→ **Directive**: The entries below need to be written out exactly, with no pictures included.

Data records

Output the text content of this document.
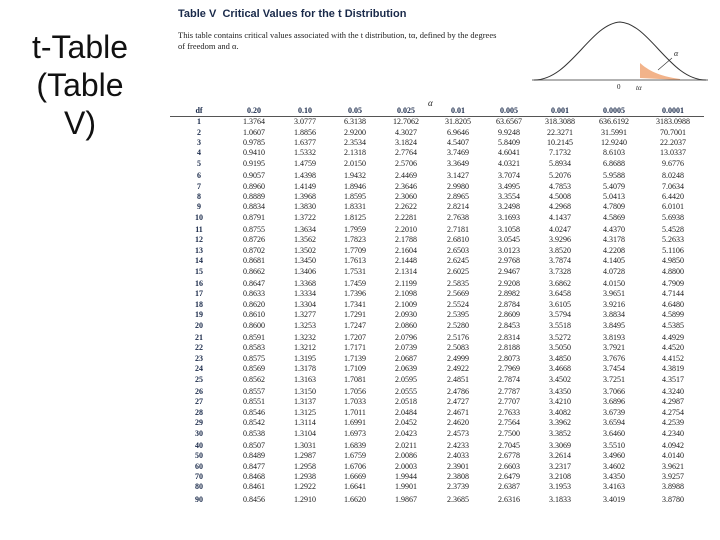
t-Table (Table V)
Table V Critical Values for the t Distribution
This table contains critical values associated with the t distribution, tα, defined by the degrees of freedom and α.
α
0 tα
α
df	0.20	0.10	0.05	0.025	0.01	0.005	0.001	0.0005	0.0001
1	1.3764	3.0777	6.3138	12.7062	31.8205	63.6567	318.3088	636.6192	3183.0988
2	1.0607	1.8856	2.9200	4.3027	6.9646	9.9248	22.3271	31.5991	70.7001
3	0.9785	1.6377	2.3534	3.1824	4.5407	5.8409	10.2145	12.9240	22.2037
4	0.9410	1.5332	2.1318	2.7764	3.7469	4.6041	7.1732	8.6103	13.0337
5	0.9195	1.4759	2.0150	2.5706	3.3649	4.0321	5.8934	6.8688	9.6776
6	0.9057	1.4398	1.9432	2.4469	3.1427	3.7074	5.2076	5.9588	8.0248
7	0.8960	1.4149	1.8946	2.3646	2.9980	3.4995	4.7853	5.4079	7.0634
8	0.8889	1.3968	1.8595	2.3060	2.8965	3.3554	4.5008	5.0413	6.4420
9	0.8834	1.3830	1.8331	2.2622	2.8214	3.2498	4.2968	4.7809	6.0101
10	0.8791	1.3722	1.8125	2.2281	2.7638	3.1693	4.1437	4.5869	5.6938
11	0.8755	1.3634	1.7959	2.2010	2.7181	3.1058	4.0247	4.4370	5.4528
12	0.8726	1.3562	1.7823	2.1788	2.6810	3.0545	3.9296	4.3178	5.2633
13	0.8702	1.3502	1.7709	2.1604	2.6503	3.0123	3.8520	4.2208	5.1106
14	0.8681	1.3450	1.7613	2.1448	2.6245	2.9768	3.7874	4.1405	4.9850
15	0.8662	1.3406	1.7531	2.1314	2.6025	2.9467	3.7328	4.0728	4.8800
16	0.8647	1.3368	1.7459	2.1199	2.5835	2.9208	3.6862	4.0150	4.7909
17	0.8633	1.3334	1.7396	2.1098	2.5669	2.8982	3.6458	3.9651	4.7144
18	0.8620	1.3304	1.7341	2.1009	2.5524	2.8784	3.6105	3.9216	4.6480
19	0.8610	1.3277	1.7291	2.0930	2.5395	2.8609	3.5794	3.8834	4.5899
20	0.8600	1.3253	1.7247	2.0860	2.5280	2.8453	3.5518	3.8495	4.5385
21	0.8591	1.3232	1.7207	2.0796	2.5176	2.8314	3.5272	3.8193	4.4929
22	0.8583	1.3212	1.7171	2.0739	2.5083	2.8188	3.5050	3.7921	4.4520
23	0.8575	1.3195	1.7139	2.0687	2.4999	2.8073	3.4850	3.7676	4.4152
24	0.8569	1.3178	1.7109	2.0639	2.4922	2.7969	3.4668	3.7454	4.3819
25	0.8562	1.3163	1.7081	2.0595	2.4851	2.7874	3.4502	3.7251	4.3517
26	0.8557	1.3150	1.7056	2.0555	2.4786	2.7787	3.4350	3.7066	4.3240
27	0.8551	1.3137	1.7033	2.0518	2.4727	2.7707	3.4210	3.6896	4.2987
28	0.8546	1.3125	1.7011	2.0484	2.4671	2.7633	3.4082	3.6739	4.2754
29	0.8542	1.3114	1.6991	2.0452	2.4620	2.7564	3.3962	3.6594	4.2539
30	0.8538	1.3104	1.6973	2.0423	2.4573	2.7500	3.3852	3.6460	4.2340
40	0.8507	1.3031	1.6839	2.0211	2.4233	2.7045	3.3069	3.5510	4.0942
50	0.8489	1.2987	1.6759	2.0086	2.4033	2.6778	3.2614	3.4960	4.0140
60	0.8477	1.2958	1.6706	2.0003	2.3901	2.6603	3.2317	3.4602	3.9621
70	0.8468	1.2938	1.6669	1.9944	2.3808	2.6479	3.2108	3.4350	3.9257
80	0.8461	1.2922	1.6641	1.9901	2.3739	2.6387	3.1953	3.4163	3.8988
90	0.8456	1.2910	1.6620	1.9867	2.3685	2.6316	3.1833	3.4019	3.8780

→ **Task result**:
Output the text content of this document.
t-Table (Table V)
Table V Critical Values for the t Distribution
This table contains critical values associated with the t distribution, tα, defined by the degrees of freedom and α.
α
0 tα
α
df	0.20	0.10	0.05	0.025	0.01	0.005	0.001	0.0005	0.0001
1	1.3764	3.0777	6.3138	12.7062	31.8205	63.6567	318.3088	636.6192	3183.0988
2	1.0607	1.8856	2.9200	4.3027	6.9646	9.9248	22.3271	31.5991	70.7001
3	0.9785	1.6377	2.3534	3.1824	4.5407	5.8409	10.2145	12.9240	22.2037
4	0.9410	1.5332	2.1318	2.7764	3.7469	4.6041	7.1732	8.6103	13.0337
5	0.9195	1.4759	2.0150	2.5706	3.3649	4.0321	5.8934	6.8688	9.6776
6	0.9057	1.4398	1.9432	2.4469	3.1427	3.7074	5.2076	5.9588	8.0248
7	0.8960	1.4149	1.8946	2.3646	2.9980	3.4995	4.7853	5.4079	7.0634
8	0.8889	1.3968	1.8595	2.3060	2.8965	3.3554	4.5008	5.0413	6.4420
9	0.8834	1.3830	1.8331	2.2622	2.8214	3.2498	4.2968	4.7809	6.0101
10	0.8791	1.3722	1.8125	2.2281	2.7638	3.1693	4.1437	4.5869	5.6938
11	0.8755	1.3634	1.7959	2.2010	2.7181	3.1058	4.0247	4.4370	5.4528
12	0.8726	1.3562	1.7823	2.1788	2.6810	3.0545	3.9296	4.3178	5.2633
13	0.8702	1.3502	1.7709	2.1604	2.6503	3.0123	3.8520	4.2208	5.1106
14	0.8681	1.3450	1.7613	2.1448	2.6245	2.9768	3.7874	4.1405	4.9850
15	0.8662	1.3406	1.7531	2.1314	2.6025	2.9467	3.7328	4.0728	4.8800
16	0.8647	1.3368	1.7459	2.1199	2.5835	2.9208	3.6862	4.0150	4.7909
17	0.8633	1.3334	1.7396	2.1098	2.5669	2.8982	3.6458	3.9651	4.7144
18	0.8620	1.3304	1.7341	2.1009	2.5524	2.8784	3.6105	3.9216	4.6480
19	0.8610	1.3277	1.7291	2.0930	2.5395	2.8609	3.5794	3.8834	4.5899
20	0.8600	1.3253	1.7247	2.0860	2.5280	2.8453	3.5518	3.8495	4.5385
21	0.8591	1.3232	1.7207	2.0796	2.5176	2.8314	3.5272	3.8193	4.4929
22	0.8583	1.3212	1.7171	2.0739	2.5083	2.8188	3.5050	3.7921	4.4520
23	0.8575	1.3195	1.7139	2.0687	2.4999	2.8073	3.4850	3.7676	4.4152
24	0.8569	1.3178	1.7109	2.0639	2.4922	2.7969	3.4668	3.7454	4.3819
25	0.8562	1.3163	1.7081	2.0595	2.4851	2.7874	3.4502	3.7251	4.3517
26	0.8557	1.3150	1.7056	2.0555	2.4786	2.7787	3.4350	3.7066	4.3240
27	0.8551	1.3137	1.7033	2.0518	2.4727	2.7707	3.4210	3.6896	4.2987
28	0.8546	1.3125	1.7011	2.0484	2.4671	2.7633	3.4082	3.6739	4.2754
29	0.8542	1.3114	1.6991	2.0452	2.4620	2.7564	3.3962	3.6594	4.2539
30	0.8538	1.3104	1.6973	2.0423	2.4573	2.7500	3.3852	3.6460	4.2340
40	0.8507	1.3031	1.6839	2.0211	2.4233	2.7045	3.3069	3.5510	4.0942
50	0.8489	1.2987	1.6759	2.0086	2.4033	2.6778	3.2614	3.4960	4.0140
60	0.8477	1.2958	1.6706	2.0003	2.3901	2.6603	3.2317	3.4602	3.9621
70	0.8468	1.2938	1.6669	1.9944	2.3808	2.6479	3.2108	3.4350	3.9257
80	0.8461	1.2922	1.6641	1.9901	2.3739	2.6387	3.1953	3.4163	3.8988
90	0.8456	1.2910	1.6620	1.9867	2.3685	2.6316	3.1833	3.4019	3.8780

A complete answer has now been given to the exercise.